**Stored entries:**
-*-*-

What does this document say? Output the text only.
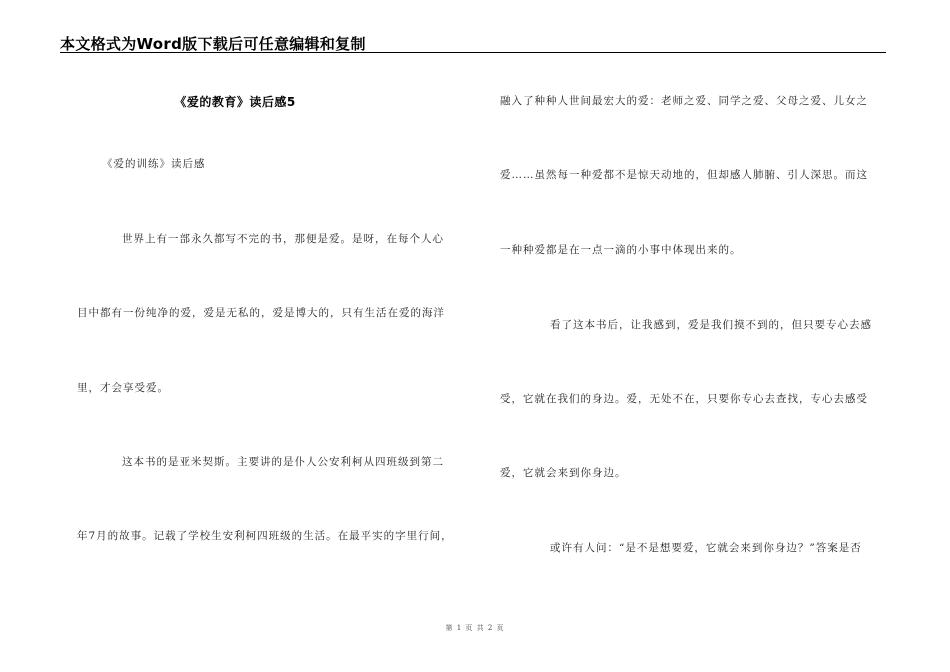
本文格式为Word版下载后可任意编辑和复制
《爱的教育》读后感5
《爱的训练》读后感
世界上有一部永久都写不完的书，那便是爱。是呀，在每个人心
目中都有一份纯净的爱，爱是无私的，爱是博大的，只有生活在爱的海洋
里，才会享受爱。
这本书的是亚米契斯。主要讲的是仆人公安利柯从四班级到第二
年7月的故事。记载了学校生安利柯四班级的生活。在最平实的字里行间，
融入了种种人世间最宏大的爱：老师之爱、同学之爱、父母之爱、儿女之
爱……虽然每一种爱都不是惊天动地的，但却感人肺腑、引人深思。而这
一种种爱都是在一点一滴的小事中体现出来的。
看了这本书后，让我感到，爱是我们摸不到的，但只要专心去感
受，它就在我们的身边。爱，无处不在，只要你专心去查找，专心去感受
爱，它就会来到你身边。
或许有人问：“是不是想要爱，它就会来到你身边？”答案是否
第 1 页 共 2 页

-*-*-

**Exercise:** Quote all of the entries word for word, omitting any pictures.

**Result below:**
What does this document say? Output the text only.
本文格式为Word版下载后可任意编辑和复制
《爱的教育》读后感5
《爱的训练》读后感
世界上有一部永久都写不完的书，那便是爱。是呀，在每个人心
目中都有一份纯净的爱，爱是无私的，爱是博大的，只有生活在爱的海洋
里，才会享受爱。
这本书的是亚米契斯。主要讲的是仆人公安利柯从四班级到第二
年7月的故事。记载了学校生安利柯四班级的生活。在最平实的字里行间，
融入了种种人世间最宏大的爱：老师之爱、同学之爱、父母之爱、儿女之
爱……虽然每一种爱都不是惊天动地的，但却感人肺腑、引人深思。而这
一种种爱都是在一点一滴的小事中体现出来的。
看了这本书后，让我感到，爱是我们摸不到的，但只要专心去感
受，它就在我们的身边。爱，无处不在，只要你专心去查找，专心去感受
爱，它就会来到你身边。
或许有人问：“是不是想要爱，它就会来到你身边？”答案是否
第 1 页 共 2 页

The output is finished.